▶ _TO BE DONE_
Find the lines that hold "Центра". Report only how many there are.

━━━━━━

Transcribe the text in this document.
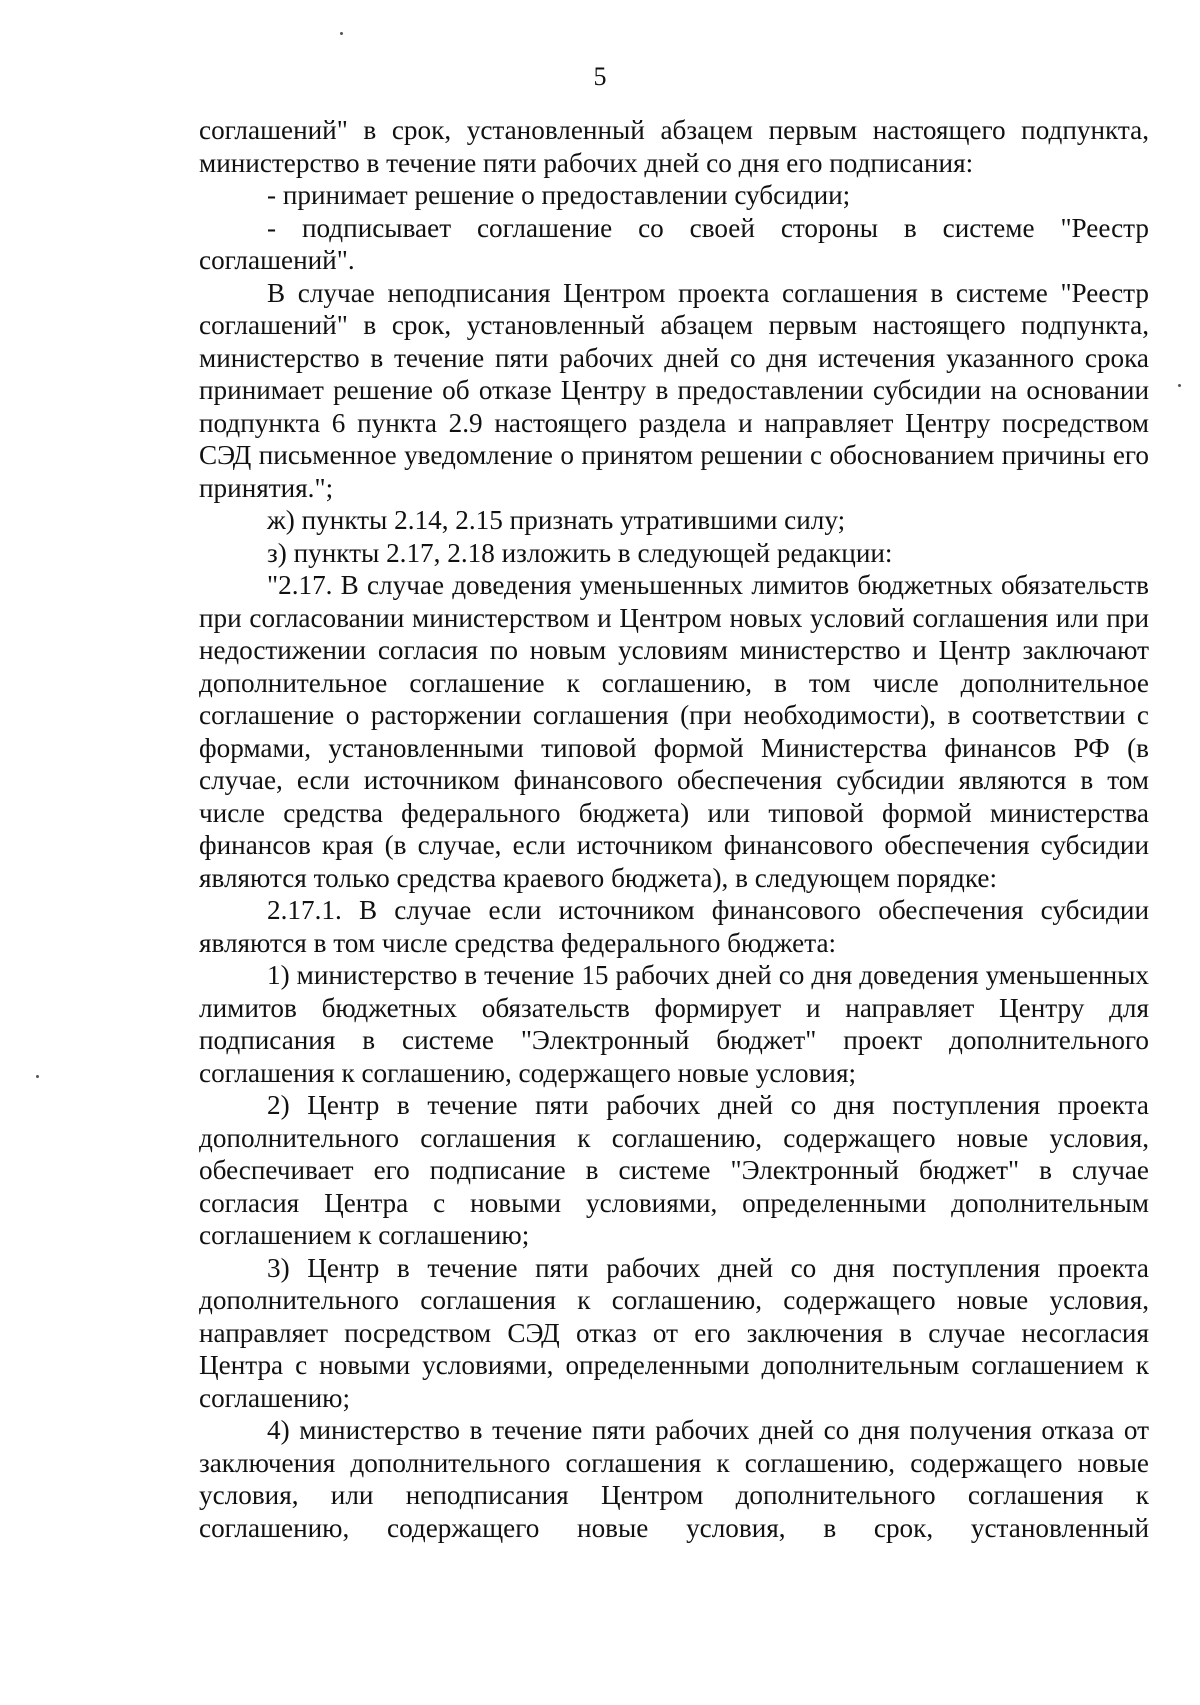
5

соглашений" в срок, установленный абзацем первым настоящего подпункта, министерство в течение пяти рабочих дней со дня его подписания:

- принимает решение о предоставлении субсидии;

- подписывает соглашение со своей стороны в системе "Реестр соглашений".

В случае неподписания Центром проекта соглашения в системе "Реестр соглашений" в срок, установленный абзацем первым настоящего подпункта, министерство в течение пяти рабочих дней со дня истечения указанного срока принимает решение об отказе Центру в предоставлении субсидии на основании подпункта 6 пункта 2.9 настоящего раздела и направляет Центру посредством СЭД письменное уведомление о принятом решении с обоснованием причины его принятия.";

ж) пункты 2.14, 2.15 признать утратившими силу;

з) пункты 2.17, 2.18 изложить в следующей редакции:

"2.17. В случае доведения уменьшенных лимитов бюджетных обязательств при согласовании министерством и Центром новых условий соглашения или при недостижении согласия по новым условиям министерство и Центр заключают дополнительное соглашение к соглашению, в том числе дополнительное соглашение о расторжении соглашения (при необходимости), в соответствии с формами, установленными типовой формой Министерства финансов РФ (в случае, если источником финансового обеспечения субсидии являются в том числе средства федерального бюджета) или типовой формой министерства финансов края (в случае, если источником финансового обеспечения субсидии являются только средства краевого бюджета), в следующем порядке:

2.17.1. В случае если источником финансового обеспечения субсидии являются в том числе средства федерального бюджета:

1) министерство в течение 15 рабочих дней со дня доведения уменьшенных лимитов бюджетных обязательств формирует и направляет Центру для подписания в системе "Электронный бюджет" проект дополнительного соглашения к соглашению, содержащего новые условия;

2) Центр в течение пяти рабочих дней со дня поступления проекта дополнительного соглашения к соглашению, содержащего новые условия, обеспечивает его подписание в системе "Электронный бюджет" в случае согласия Центра с новыми условиями, определенными дополнительным соглашением к соглашению;

3) Центр в течение пяти рабочих дней со дня поступления проекта дополнительного соглашения к соглашению, содержащего новые условия, направляет посредством СЭД отказ от его заключения в случае несогласия Центра с новыми условиями, определенными дополнительным соглашением к соглашению;

4) министерство в течение пяти рабочих дней со дня получения отказа от заключения дополнительного соглашения к соглашению, содержащего новые условия, или неподписания Центром дополнительного соглашения к соглашению, содержащего новые условия, в срок, установленный
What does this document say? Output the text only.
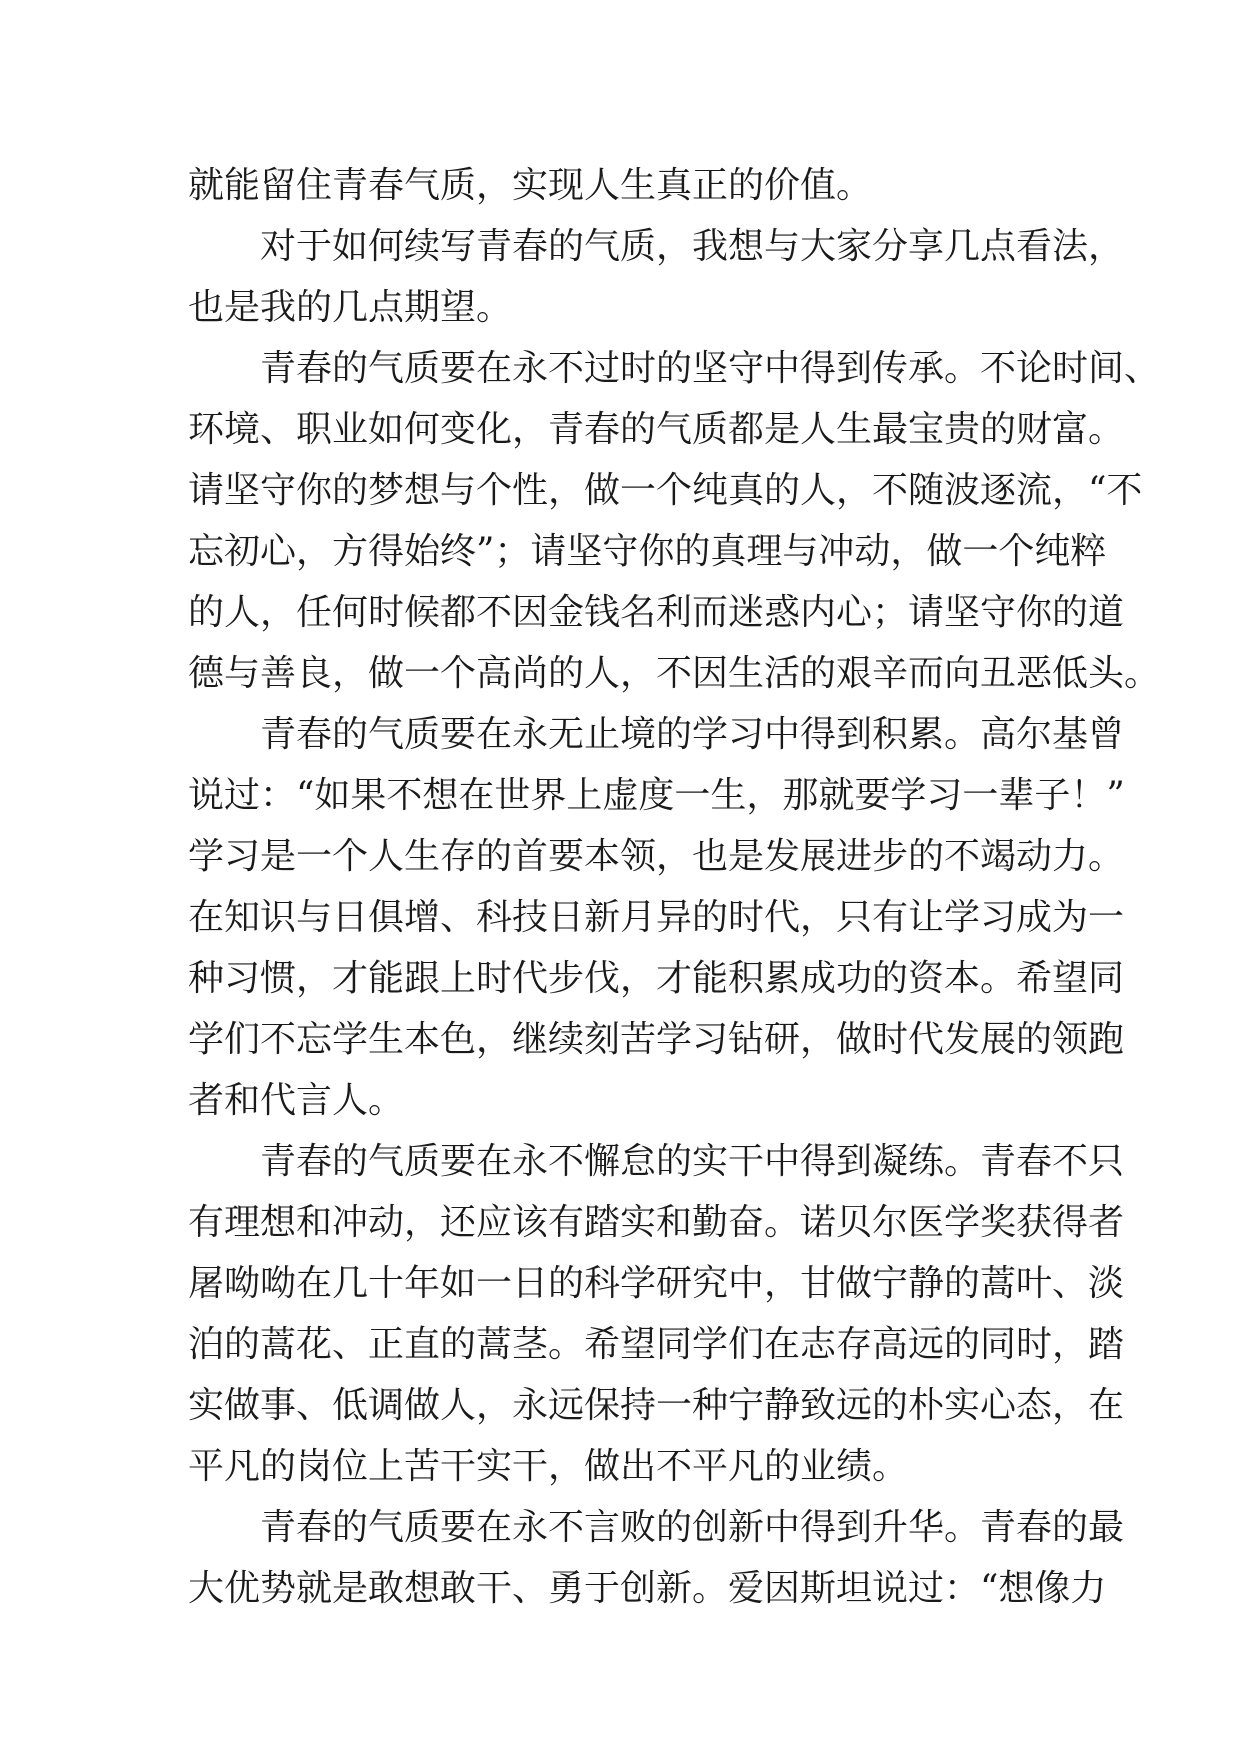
就能留住青春气质，实现人生真正的价值。
对于如何续写青春的气质，我想与大家分享几点看法，
也是我的几点期望。
青春的气质要在永不过时的坚守中得到传承。不论时间、
环境、职业如何变化，青春的气质都是人生最宝贵的财富。
请坚守你的梦想与个性，做一个纯真的人，不随波逐流，“不
忘初心，方得始终”；请坚守你的真理与冲动，做一个纯粹
的人，任何时候都不因金钱名利而迷惑内心；请坚守你的道
德与善良，做一个高尚的人，不因生活的艰辛而向丑恶低头。
青春的气质要在永无止境的学习中得到积累。高尔基曾
说过：“如果不想在世界上虚度一生，那就要学习一辈子！”
学习是一个人生存的首要本领，也是发展进步的不竭动力。
在知识与日俱增、科技日新月异的时代，只有让学习成为一
种习惯，才能跟上时代步伐，才能积累成功的资本。希望同
学们不忘学生本色，继续刻苦学习钻研，做时代发展的领跑
者和代言人。
青春的气质要在永不懈怠的实干中得到凝练。青春不只
有理想和冲动，还应该有踏实和勤奋。诺贝尔医学奖获得者
屠呦呦在几十年如一日的科学研究中，甘做宁静的蒿叶、淡
泊的蒿花、正直的蒿茎。希望同学们在志存高远的同时，踏
实做事、低调做人，永远保持一种宁静致远的朴实心态，在
平凡的岗位上苦干实干，做出不平凡的业绩。
青春的气质要在永不言败的创新中得到升华。青春的最
大优势就是敢想敢干、勇于创新。爱因斯坦说过：“想像力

━━━━━━

▶ _OUTPUT OF THE TASK_
2